ВАШИ ЗАДАНИЯ =
1. Ответьте по отрывку на вопросы, помечая ответы так же:
(а) Что сделал папа, когда узнал о сборах в Москву?
(б) На какой остров его перевели служить?
(в) Сколько месяцев в году длилась навигация на Курилах?
2. Воспроизведите часть отрывка без изменений: начните со слов «Я узнала, что» и закончите словами «поступления в театральный.».

ЦИТИРУЕМЫЙ ОТРЫВОК =
Я узнала, что есть такое училище – имени Щукина. И загорелась! Самое смешное, что потом, когда я уже поступила в Щукинское училище и приехала в Симферополь на каникулы, мне передали такой диалог моих симферопольских знакомых: «Не знаешь, куда пропала Элла Шашкова?» – «Знаю. Ей кирпич на голову упал, и она решила пойти в артистки!» (Смеётся.) Но всё было не так просто. Когда папа узнал, что я собралась в Москву, он порвал билет и спрятал мою обувь. Как раз в это время его перевели служить на Курильские острова – на остров Кунашир. Он выслал деньги и дал телеграмму с требованием немедленно выезжать туда. Папа был ярым противником моего поступления в театральный.

– Аргумент «классический» – «несерьёзная профессия»?

– Естественно – бл… жизнь! На что я ему сказала: «Я-то вижу, какая у вас в военном городке жизнь». Пётр Тодоровский в фильме «Анкор, ещё анкор!» показал очень точно жизнь военных гарнизонов. Один в один – то, что я там видела. Я послушалась и два с половиной года провела на далёкой заставе, почти в полной изоляции от цивилизации, ведь навигация на Курилах была всего три месяца в году. Освоила делопроизводство, стенографию и работала в штабе погранвойск, в отделе разведки.

ДАННЫЕ =

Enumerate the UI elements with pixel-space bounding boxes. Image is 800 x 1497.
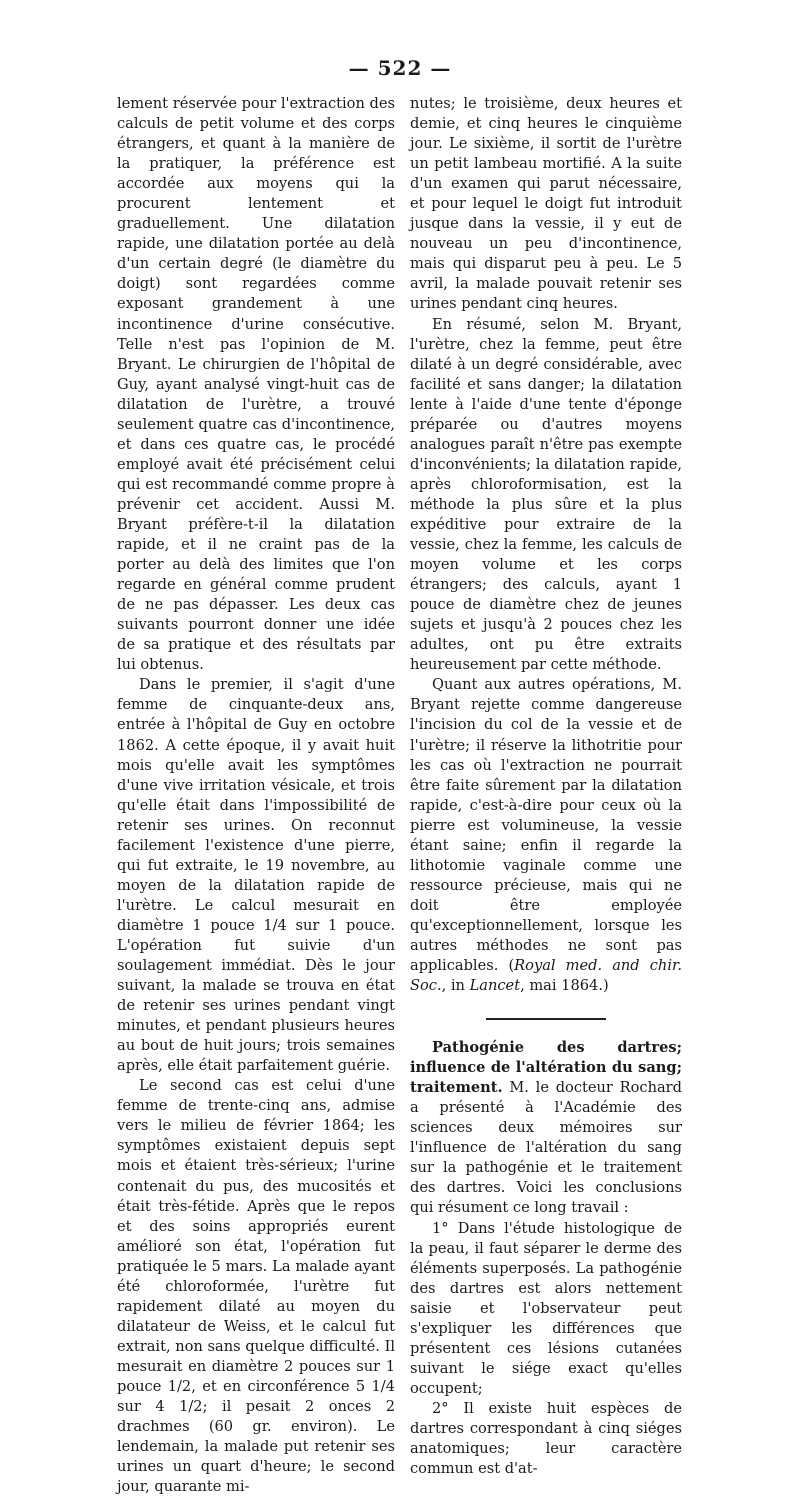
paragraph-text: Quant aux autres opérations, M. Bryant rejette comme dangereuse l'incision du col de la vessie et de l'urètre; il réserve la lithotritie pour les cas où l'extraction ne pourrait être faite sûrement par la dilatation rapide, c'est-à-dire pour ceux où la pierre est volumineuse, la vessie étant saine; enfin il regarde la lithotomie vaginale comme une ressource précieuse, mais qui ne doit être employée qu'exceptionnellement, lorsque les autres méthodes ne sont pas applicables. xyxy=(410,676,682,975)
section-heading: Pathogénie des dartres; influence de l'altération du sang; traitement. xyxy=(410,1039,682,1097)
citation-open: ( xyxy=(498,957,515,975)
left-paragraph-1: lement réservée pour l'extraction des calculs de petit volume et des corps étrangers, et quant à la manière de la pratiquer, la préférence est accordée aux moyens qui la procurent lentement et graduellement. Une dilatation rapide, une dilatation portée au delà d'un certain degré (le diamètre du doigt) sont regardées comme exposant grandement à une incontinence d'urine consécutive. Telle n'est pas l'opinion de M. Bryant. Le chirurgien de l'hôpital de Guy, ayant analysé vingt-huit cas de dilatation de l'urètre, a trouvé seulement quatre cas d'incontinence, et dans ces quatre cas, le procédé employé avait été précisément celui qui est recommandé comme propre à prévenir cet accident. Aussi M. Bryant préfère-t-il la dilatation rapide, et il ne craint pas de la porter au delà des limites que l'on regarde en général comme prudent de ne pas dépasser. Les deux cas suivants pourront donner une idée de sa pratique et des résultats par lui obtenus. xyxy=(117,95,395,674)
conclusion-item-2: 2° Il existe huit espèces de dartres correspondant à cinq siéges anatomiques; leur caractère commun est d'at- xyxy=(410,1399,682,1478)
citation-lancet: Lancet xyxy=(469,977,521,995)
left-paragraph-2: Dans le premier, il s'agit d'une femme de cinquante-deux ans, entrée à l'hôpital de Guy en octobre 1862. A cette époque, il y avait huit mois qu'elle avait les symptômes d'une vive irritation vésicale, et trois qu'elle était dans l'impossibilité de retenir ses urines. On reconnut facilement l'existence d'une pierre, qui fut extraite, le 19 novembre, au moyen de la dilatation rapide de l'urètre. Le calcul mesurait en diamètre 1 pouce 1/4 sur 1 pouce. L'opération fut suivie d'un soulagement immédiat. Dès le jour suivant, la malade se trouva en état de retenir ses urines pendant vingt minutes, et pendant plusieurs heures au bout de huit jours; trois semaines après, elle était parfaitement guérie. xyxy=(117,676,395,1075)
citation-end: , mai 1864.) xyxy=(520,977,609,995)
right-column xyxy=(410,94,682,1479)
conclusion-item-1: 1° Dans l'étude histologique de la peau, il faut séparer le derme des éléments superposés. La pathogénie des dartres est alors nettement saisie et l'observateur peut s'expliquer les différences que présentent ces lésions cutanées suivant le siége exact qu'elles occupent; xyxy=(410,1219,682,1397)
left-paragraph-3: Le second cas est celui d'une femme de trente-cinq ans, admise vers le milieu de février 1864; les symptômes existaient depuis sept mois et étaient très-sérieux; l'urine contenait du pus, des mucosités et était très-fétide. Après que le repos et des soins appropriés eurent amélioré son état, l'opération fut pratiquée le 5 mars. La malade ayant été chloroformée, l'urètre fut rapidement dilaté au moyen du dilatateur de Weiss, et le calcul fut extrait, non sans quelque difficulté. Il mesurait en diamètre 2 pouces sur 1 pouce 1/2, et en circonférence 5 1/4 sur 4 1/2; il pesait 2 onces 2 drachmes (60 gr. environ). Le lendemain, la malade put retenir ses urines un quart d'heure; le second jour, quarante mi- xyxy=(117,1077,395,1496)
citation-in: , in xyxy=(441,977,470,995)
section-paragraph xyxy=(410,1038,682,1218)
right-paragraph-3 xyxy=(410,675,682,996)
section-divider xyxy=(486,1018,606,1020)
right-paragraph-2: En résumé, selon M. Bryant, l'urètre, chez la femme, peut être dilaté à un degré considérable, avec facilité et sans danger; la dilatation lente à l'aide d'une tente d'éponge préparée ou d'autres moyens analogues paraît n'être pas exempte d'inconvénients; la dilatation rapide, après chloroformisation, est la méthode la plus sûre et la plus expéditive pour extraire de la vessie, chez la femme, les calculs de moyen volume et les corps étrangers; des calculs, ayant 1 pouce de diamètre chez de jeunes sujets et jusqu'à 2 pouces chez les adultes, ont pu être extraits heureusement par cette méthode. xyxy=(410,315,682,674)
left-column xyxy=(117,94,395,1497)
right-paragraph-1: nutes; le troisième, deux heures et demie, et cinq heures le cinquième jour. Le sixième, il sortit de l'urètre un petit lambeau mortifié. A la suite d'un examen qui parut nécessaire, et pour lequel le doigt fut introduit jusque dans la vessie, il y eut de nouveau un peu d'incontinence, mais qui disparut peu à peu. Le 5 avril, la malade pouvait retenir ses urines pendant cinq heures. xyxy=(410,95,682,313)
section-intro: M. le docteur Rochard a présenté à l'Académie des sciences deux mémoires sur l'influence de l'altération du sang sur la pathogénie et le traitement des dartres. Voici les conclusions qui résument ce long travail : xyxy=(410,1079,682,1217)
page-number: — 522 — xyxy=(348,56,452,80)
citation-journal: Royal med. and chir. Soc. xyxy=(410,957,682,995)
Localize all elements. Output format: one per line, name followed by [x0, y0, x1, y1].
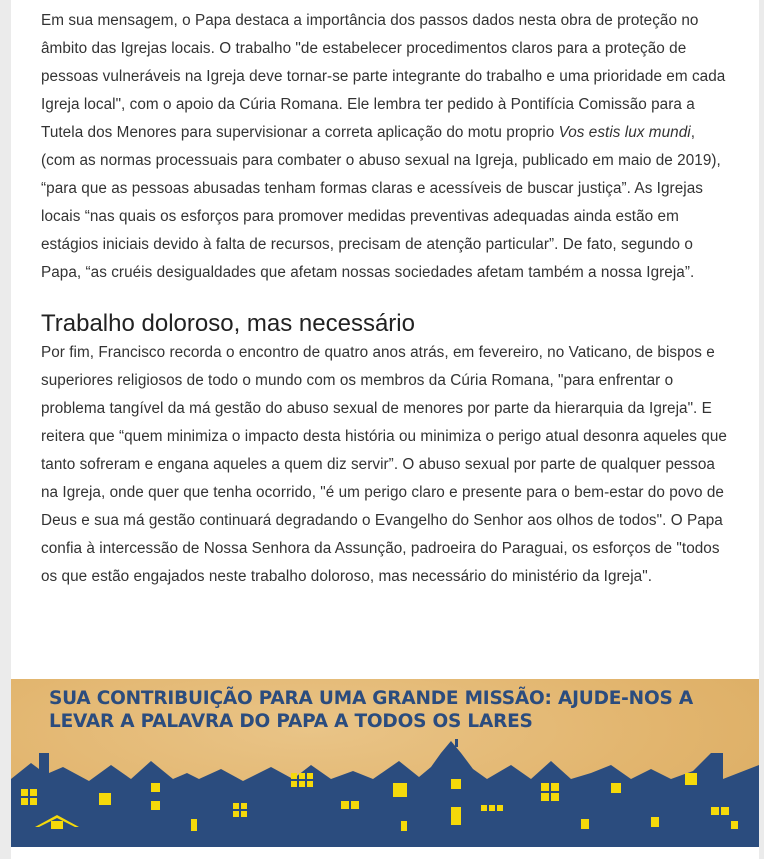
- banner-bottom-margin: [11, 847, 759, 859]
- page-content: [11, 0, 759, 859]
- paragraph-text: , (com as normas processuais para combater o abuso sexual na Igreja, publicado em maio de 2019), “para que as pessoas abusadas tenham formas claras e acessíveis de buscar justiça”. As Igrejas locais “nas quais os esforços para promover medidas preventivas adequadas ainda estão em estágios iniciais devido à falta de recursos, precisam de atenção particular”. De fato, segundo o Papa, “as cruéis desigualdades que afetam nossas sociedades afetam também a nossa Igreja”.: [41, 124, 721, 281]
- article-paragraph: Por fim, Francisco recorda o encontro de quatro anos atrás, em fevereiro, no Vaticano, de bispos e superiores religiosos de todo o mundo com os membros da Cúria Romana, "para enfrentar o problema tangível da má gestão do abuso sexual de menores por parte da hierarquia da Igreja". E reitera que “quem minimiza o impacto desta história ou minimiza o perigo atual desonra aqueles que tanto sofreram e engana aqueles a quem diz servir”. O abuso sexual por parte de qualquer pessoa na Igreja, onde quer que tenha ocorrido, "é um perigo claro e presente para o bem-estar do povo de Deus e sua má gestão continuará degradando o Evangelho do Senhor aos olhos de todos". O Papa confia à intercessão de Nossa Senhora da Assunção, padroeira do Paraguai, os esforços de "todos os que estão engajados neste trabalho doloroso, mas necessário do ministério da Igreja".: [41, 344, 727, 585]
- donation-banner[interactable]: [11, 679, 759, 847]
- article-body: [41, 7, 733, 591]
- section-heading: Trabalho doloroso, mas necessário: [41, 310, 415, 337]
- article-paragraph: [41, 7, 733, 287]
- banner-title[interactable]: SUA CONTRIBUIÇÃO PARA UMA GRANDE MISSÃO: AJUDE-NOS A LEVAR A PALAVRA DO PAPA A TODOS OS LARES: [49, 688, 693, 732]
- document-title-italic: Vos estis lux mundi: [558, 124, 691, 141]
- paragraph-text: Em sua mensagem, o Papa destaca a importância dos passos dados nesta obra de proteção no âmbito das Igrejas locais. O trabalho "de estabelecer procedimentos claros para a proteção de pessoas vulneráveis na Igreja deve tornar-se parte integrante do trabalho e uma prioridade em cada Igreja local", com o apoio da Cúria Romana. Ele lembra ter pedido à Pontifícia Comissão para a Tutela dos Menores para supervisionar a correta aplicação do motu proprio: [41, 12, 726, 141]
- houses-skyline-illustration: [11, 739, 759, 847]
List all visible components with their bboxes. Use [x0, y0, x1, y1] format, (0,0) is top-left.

ИТОГОВЫЕ ОТВЕТЫ =
1.
(а) Порвал билет и спрятал обувь.
(б) На остров Кунашир.
(в) Три месяца.

2.
Я узнала, что есть такое училище – имени Щукина. И загорелась! Самое смешное, что потом, когда я уже поступила в Щукинское училище и приехала в Симферополь на каникулы, мне передали такой диалог моих симферопольских знакомых: «Не знаешь, куда пропала Элла Шашкова?» – «Знаю. Ей кирпич на голову упал, и она решила пойти в артистки!» (Смеётся.) Но всё было не так просто. Когда папа узнал, что я собралась в Москву, он порвал билет и спрятал мою обувь. Как раз в это время его перевели служить на Курильские острова – на остров Кунашир. Он выслал деньги и дал телеграмму с требованием немедленно выезжать туда. Папа был ярым противником моего поступления в театральный.